**Exercise:** Among the lines below, list those containing the string "frac".

⁂

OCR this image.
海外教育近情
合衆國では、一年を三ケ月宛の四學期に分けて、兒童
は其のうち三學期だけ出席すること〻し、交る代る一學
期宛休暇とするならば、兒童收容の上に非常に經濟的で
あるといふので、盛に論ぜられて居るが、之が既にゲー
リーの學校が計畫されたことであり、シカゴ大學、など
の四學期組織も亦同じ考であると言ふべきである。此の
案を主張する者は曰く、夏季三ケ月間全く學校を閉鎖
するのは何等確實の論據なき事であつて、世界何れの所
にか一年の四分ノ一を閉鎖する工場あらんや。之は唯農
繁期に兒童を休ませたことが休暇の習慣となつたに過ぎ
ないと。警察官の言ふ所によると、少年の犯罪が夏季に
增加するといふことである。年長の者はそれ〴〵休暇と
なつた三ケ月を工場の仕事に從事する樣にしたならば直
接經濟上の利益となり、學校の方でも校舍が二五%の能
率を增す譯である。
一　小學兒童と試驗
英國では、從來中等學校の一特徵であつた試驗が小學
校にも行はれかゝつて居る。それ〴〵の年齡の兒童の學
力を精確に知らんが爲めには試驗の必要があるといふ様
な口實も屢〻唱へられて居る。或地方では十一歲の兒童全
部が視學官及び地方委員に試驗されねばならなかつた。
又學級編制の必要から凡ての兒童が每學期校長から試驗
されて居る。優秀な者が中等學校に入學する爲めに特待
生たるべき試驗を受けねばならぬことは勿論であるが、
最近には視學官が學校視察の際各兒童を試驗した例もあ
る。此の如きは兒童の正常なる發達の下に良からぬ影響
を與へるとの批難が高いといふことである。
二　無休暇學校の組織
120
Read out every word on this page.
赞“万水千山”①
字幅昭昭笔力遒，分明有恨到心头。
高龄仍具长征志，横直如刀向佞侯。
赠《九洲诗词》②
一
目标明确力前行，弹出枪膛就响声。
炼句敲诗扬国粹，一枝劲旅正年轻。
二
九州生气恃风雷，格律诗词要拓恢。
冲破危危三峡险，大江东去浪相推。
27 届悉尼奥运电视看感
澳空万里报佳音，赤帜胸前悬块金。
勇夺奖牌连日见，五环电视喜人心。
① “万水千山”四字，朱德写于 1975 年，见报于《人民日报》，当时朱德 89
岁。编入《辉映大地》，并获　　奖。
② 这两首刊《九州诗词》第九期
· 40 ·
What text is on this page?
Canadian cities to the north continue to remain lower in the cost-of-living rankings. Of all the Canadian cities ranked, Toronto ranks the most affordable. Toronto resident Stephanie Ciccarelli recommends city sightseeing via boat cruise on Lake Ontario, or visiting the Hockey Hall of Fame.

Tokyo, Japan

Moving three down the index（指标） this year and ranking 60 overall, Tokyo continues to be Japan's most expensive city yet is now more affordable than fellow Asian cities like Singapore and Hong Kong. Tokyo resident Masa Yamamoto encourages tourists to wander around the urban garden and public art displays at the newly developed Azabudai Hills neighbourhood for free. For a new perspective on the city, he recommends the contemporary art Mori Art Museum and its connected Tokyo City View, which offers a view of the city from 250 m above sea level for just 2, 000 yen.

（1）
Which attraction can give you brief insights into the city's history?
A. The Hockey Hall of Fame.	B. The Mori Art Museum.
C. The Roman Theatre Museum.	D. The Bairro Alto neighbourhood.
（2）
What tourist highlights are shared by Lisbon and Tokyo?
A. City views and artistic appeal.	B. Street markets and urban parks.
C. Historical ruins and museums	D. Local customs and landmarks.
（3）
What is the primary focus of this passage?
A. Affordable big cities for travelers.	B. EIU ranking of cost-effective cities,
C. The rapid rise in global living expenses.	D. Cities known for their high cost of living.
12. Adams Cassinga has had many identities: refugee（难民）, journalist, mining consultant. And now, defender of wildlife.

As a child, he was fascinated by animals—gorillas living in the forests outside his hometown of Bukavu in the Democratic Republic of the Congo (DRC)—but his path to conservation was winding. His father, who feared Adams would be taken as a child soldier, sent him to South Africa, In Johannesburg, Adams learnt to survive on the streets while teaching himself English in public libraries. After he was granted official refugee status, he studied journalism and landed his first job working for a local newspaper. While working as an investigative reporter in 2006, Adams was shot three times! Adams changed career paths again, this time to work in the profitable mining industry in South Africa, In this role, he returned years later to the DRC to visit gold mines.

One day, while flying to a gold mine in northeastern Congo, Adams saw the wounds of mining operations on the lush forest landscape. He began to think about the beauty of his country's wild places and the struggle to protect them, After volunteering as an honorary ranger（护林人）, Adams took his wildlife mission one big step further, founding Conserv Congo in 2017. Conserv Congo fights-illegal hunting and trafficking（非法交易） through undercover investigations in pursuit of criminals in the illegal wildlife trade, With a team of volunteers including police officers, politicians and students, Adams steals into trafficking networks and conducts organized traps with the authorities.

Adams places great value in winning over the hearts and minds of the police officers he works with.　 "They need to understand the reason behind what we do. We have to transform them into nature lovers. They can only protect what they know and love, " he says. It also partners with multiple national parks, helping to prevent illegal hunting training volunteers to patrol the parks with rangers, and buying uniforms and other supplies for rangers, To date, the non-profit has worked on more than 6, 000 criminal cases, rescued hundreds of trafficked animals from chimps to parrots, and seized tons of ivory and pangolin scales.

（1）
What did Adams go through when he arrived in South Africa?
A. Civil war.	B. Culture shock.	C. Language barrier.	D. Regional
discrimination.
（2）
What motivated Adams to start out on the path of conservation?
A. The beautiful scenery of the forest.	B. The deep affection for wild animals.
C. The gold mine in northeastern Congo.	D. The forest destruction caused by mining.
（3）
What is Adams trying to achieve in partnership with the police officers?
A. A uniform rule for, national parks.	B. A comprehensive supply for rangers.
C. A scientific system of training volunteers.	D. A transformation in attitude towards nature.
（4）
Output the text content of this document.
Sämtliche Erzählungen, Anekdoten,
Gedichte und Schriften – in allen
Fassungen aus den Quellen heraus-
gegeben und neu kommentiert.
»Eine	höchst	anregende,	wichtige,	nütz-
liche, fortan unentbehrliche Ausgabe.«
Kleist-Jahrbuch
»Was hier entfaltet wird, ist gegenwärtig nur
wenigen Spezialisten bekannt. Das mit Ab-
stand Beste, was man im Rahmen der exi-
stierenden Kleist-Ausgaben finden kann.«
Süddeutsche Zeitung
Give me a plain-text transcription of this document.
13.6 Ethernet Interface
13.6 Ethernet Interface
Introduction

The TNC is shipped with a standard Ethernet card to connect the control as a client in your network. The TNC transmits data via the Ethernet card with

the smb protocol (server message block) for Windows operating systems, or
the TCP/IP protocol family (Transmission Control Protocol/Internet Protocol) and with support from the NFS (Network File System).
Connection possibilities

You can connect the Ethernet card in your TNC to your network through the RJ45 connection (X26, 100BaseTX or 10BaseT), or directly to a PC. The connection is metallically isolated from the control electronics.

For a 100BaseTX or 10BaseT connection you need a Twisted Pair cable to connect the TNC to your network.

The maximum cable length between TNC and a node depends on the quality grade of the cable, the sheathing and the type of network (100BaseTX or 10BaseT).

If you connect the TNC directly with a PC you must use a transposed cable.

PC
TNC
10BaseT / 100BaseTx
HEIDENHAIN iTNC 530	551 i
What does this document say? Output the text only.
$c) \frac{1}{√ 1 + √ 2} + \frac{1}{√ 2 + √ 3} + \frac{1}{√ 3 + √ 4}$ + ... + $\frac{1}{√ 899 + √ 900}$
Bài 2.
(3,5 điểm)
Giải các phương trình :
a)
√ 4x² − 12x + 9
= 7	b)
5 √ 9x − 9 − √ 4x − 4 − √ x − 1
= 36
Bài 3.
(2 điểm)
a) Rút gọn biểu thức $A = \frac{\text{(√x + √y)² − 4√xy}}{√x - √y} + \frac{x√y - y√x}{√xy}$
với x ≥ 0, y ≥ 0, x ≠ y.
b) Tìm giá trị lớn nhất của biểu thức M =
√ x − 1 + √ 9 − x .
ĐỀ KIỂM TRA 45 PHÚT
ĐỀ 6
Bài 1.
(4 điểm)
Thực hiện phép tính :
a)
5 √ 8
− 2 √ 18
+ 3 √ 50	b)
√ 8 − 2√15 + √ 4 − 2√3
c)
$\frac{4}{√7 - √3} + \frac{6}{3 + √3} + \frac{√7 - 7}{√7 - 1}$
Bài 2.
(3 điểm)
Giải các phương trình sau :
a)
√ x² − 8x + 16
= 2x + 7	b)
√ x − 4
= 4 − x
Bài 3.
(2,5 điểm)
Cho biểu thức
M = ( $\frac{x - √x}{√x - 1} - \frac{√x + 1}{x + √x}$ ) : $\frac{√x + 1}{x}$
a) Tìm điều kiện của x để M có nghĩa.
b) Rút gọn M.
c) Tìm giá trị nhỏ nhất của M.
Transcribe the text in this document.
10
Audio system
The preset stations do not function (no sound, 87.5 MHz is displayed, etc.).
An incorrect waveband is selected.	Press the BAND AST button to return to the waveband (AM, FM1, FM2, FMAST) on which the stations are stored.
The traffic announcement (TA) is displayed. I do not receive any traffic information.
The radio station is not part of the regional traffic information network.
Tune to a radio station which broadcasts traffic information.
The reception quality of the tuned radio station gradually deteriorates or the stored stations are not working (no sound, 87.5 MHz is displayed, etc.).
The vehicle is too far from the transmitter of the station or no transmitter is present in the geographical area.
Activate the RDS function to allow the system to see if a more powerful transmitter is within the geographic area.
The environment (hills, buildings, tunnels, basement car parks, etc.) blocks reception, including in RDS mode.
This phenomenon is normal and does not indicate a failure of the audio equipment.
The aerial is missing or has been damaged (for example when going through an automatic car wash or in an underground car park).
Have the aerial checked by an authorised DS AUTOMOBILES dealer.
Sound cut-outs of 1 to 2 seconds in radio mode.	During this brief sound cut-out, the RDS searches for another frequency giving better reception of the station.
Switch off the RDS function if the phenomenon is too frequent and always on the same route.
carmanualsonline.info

⁂

**Output below:**
$c) \frac{1}{√ 1 + √ 2} + \frac{1}{√ 2 + √ 3} + \frac{1}{√ 3 + √ 4}$ + ... + $\frac{1}{√ 899 + √ 900}$
a) Rút gọn biểu thức $A = \frac{\text{(√x + √y)² − 4√xy}}{√x - √y} + \frac{x√y - y√x}{√xy}$
$\frac{4}{√7 - √3} + \frac{6}{3 + √3} + \frac{√7 - 7}{√7 - 1}$
M = ( $\frac{x - √x}{√x - 1} - \frac{√x + 1}{x + √x}$ ) : $\frac{√x + 1}{x}$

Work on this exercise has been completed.